## begin Task inputs
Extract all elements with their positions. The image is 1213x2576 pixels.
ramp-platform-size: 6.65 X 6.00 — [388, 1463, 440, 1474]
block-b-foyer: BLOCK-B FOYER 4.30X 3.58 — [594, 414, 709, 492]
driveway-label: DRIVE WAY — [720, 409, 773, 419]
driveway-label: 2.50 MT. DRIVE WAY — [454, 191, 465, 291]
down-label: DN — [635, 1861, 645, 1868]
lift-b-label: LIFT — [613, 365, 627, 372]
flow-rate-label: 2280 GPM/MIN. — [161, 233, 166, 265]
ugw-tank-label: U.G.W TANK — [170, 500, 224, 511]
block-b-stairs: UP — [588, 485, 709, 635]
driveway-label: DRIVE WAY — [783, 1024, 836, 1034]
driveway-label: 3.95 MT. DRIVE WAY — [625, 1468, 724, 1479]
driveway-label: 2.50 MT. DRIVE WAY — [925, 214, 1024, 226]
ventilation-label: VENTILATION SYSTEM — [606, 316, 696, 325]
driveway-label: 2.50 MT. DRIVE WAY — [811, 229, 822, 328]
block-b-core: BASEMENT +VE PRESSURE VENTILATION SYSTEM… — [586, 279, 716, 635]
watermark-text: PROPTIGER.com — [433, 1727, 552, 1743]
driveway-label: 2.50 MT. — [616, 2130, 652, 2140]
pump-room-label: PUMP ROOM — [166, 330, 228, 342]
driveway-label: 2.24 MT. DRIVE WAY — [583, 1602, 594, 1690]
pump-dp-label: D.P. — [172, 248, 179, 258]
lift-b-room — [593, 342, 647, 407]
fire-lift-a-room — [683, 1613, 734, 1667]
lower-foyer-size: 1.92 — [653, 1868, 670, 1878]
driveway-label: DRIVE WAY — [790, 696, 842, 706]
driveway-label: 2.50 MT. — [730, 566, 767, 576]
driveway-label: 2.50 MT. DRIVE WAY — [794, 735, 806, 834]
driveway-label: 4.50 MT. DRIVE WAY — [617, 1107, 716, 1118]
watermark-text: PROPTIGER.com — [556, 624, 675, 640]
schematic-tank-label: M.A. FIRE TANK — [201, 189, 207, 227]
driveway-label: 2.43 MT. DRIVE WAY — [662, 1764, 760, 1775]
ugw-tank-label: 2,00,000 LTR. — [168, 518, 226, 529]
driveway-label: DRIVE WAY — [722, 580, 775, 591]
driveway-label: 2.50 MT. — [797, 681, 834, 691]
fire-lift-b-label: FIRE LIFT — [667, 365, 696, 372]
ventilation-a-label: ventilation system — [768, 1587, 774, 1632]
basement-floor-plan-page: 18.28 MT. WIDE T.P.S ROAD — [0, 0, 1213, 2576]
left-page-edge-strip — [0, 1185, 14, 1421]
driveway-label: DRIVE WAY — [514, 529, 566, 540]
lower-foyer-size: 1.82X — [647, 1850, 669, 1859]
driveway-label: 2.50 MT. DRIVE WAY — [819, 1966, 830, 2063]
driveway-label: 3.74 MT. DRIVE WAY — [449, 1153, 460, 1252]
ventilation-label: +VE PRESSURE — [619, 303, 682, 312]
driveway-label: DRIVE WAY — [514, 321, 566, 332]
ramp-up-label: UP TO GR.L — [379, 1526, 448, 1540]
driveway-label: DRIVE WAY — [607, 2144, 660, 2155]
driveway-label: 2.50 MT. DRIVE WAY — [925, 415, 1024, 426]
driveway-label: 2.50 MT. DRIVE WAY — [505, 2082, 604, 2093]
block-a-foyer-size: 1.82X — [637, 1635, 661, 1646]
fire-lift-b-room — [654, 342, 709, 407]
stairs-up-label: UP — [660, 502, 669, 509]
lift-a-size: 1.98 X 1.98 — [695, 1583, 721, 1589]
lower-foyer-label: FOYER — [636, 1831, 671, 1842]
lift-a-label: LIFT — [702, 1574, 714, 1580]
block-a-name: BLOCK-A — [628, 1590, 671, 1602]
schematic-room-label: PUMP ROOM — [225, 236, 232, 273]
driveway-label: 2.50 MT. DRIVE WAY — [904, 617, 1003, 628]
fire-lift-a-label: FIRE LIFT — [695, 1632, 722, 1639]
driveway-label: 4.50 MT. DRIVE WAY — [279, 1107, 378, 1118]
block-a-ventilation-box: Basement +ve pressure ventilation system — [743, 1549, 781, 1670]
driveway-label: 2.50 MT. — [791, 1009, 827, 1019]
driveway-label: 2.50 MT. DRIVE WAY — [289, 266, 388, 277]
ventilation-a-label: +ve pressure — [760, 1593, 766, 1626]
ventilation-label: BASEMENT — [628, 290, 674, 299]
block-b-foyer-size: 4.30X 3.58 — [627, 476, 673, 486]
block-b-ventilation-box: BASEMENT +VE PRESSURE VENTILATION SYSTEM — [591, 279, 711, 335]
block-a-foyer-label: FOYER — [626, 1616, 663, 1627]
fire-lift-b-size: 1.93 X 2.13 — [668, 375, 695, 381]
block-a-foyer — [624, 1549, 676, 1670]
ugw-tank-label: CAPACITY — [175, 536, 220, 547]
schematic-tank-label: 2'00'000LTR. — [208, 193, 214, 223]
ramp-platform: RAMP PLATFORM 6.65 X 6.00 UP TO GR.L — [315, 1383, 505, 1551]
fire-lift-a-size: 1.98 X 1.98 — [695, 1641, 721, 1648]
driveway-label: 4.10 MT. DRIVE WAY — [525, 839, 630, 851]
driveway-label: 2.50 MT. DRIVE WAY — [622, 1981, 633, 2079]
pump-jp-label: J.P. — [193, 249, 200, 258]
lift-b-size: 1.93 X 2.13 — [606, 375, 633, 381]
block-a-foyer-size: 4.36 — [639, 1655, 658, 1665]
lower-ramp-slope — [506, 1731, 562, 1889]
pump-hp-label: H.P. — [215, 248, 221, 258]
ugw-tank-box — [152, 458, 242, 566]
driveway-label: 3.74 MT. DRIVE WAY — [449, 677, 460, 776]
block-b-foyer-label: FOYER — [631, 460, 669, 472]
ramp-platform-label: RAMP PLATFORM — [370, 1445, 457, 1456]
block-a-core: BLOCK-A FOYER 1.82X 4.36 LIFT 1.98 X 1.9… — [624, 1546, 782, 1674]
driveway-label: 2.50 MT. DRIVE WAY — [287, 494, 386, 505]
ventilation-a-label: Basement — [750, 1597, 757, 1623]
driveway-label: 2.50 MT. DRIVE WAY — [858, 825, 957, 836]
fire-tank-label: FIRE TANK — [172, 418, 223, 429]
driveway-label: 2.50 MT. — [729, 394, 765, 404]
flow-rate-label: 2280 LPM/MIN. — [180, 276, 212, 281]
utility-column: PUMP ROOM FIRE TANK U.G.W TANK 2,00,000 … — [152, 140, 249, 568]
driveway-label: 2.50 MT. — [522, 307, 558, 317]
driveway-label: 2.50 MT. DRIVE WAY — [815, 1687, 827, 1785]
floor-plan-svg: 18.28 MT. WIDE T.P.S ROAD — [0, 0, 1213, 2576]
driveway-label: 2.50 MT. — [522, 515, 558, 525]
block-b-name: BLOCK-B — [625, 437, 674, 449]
## end Task inputs
Can you change "DRIVE WAY" to "DRIVEWAY" in the records from the first line up to and including the line with "driveway-label: 3.95 MT.", and give those lines again with nothing else altered?

## Completed task
Extract all elements with their positions. The image is 1213x2576 pixels.
ramp-platform-size: 6.65 X 6.00 — [388, 1463, 440, 1474]
block-b-foyer: BLOCK-B FOYER 4.30X 3.58 — [594, 414, 709, 492]
driveway-label: DRIVEWAY — [720, 409, 773, 419]
driveway-label: 2.50 MT. DRIVEWAY — [454, 191, 465, 291]
down-label: DN — [635, 1861, 645, 1868]
lift-b-label: LIFT — [613, 365, 627, 372]
flow-rate-label: 2280 GPM/MIN. — [161, 233, 166, 265]
ugw-tank-label: U.G.W TANK — [170, 500, 224, 511]
block-b-stairs: UP — [588, 485, 709, 635]
driveway-label: DRIVEWAY — [783, 1024, 836, 1034]
driveway-label: 3.95 MT. DRIVEWAY — [625, 1468, 724, 1479]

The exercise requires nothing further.